(Stored data)

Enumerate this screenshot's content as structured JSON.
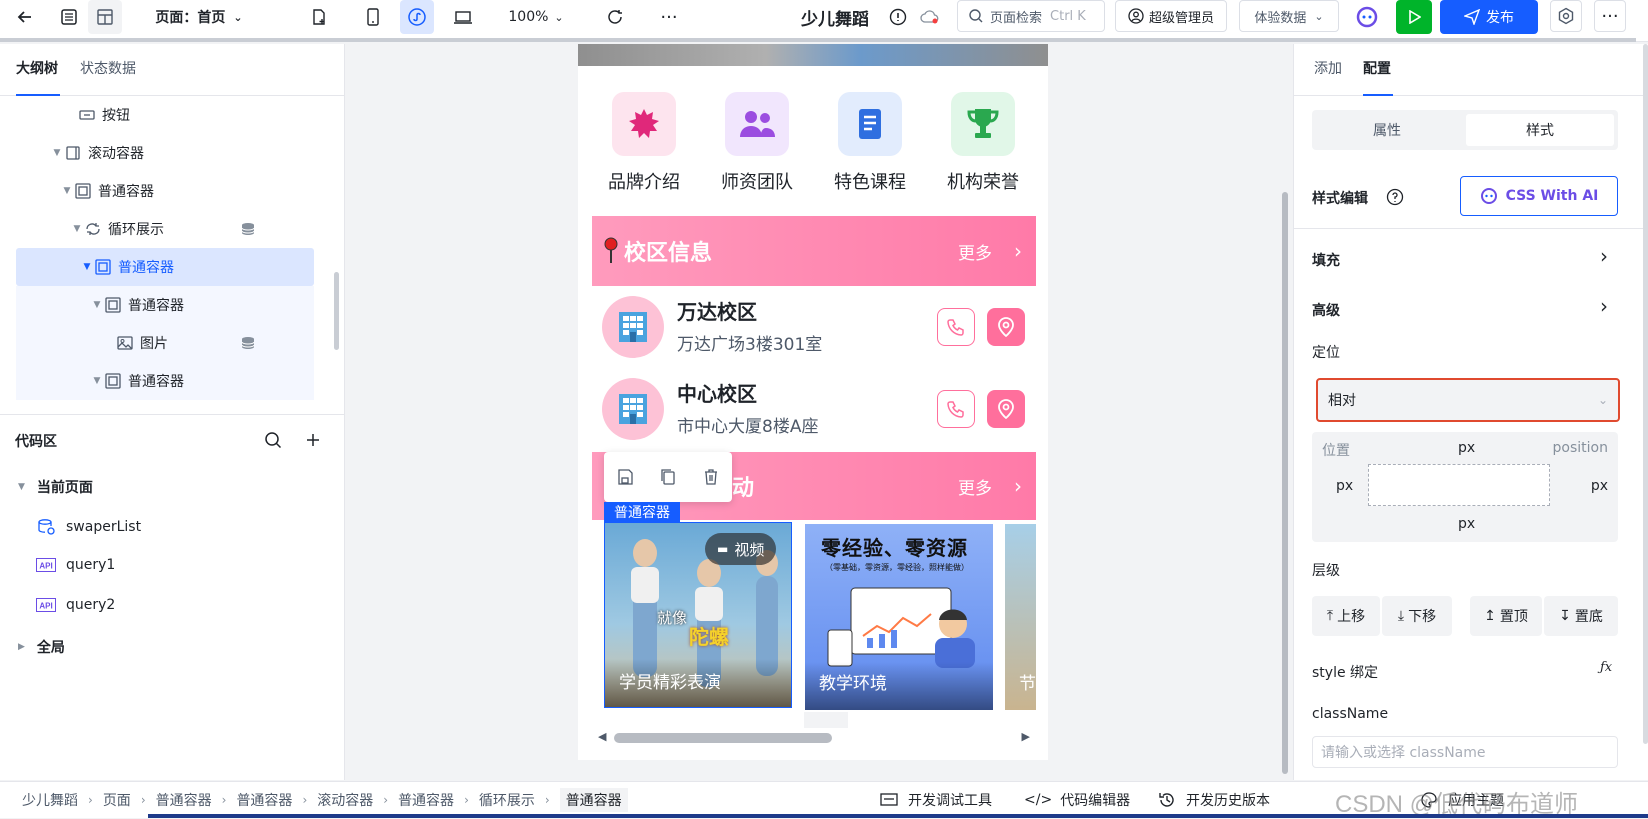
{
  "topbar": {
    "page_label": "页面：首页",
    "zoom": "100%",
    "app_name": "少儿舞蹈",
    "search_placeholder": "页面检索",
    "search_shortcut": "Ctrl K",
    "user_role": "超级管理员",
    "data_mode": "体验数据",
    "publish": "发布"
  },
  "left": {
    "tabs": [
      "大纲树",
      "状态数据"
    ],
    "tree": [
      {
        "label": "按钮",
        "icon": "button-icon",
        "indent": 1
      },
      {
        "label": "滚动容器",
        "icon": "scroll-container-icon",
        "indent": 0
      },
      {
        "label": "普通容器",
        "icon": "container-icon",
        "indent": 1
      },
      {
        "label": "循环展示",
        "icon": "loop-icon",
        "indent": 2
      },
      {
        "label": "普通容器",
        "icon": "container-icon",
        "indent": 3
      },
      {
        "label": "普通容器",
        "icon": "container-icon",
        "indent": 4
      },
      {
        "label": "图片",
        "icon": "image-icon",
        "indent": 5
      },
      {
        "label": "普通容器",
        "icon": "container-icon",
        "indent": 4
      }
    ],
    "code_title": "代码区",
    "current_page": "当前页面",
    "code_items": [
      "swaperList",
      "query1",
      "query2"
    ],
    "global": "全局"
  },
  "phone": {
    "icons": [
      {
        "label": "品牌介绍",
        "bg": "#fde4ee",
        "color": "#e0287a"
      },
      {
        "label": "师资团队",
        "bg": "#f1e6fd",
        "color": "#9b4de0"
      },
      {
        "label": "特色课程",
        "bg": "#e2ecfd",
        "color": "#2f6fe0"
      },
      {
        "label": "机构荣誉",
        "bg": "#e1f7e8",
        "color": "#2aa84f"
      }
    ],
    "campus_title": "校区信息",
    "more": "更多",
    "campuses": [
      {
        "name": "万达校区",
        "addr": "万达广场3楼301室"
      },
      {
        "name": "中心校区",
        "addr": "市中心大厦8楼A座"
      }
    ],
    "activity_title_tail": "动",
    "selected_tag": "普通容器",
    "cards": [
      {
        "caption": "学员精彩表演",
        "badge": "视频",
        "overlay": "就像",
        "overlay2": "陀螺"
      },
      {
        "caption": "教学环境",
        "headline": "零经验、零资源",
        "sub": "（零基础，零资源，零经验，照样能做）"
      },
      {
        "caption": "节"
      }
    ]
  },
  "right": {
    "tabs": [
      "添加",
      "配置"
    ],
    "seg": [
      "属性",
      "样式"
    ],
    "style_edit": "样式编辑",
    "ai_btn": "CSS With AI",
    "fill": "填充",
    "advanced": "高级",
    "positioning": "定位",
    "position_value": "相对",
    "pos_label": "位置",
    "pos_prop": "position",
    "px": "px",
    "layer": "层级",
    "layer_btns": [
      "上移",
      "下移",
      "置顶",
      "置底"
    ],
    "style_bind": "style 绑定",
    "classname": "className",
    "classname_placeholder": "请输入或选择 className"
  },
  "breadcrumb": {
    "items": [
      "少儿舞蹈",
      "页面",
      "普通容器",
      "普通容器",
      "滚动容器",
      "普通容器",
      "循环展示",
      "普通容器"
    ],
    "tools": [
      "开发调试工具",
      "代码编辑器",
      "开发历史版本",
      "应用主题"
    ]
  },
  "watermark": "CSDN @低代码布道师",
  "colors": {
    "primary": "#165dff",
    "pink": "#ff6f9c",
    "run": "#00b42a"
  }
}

==

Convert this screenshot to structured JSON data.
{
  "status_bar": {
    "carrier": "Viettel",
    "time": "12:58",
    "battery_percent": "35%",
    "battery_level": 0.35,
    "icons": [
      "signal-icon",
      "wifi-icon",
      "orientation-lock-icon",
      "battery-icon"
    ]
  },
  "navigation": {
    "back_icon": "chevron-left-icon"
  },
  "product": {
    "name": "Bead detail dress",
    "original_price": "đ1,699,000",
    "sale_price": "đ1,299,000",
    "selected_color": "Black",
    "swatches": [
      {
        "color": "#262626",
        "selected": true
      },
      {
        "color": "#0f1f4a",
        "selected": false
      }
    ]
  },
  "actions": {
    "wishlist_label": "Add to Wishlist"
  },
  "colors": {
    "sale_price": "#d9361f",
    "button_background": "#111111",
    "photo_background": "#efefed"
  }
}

### Set task
Your task is to list each line of the records with the word "caption".

### Final result
        "caption": "学员精彩表演",
        "caption": "教学环境",
        "caption": "节"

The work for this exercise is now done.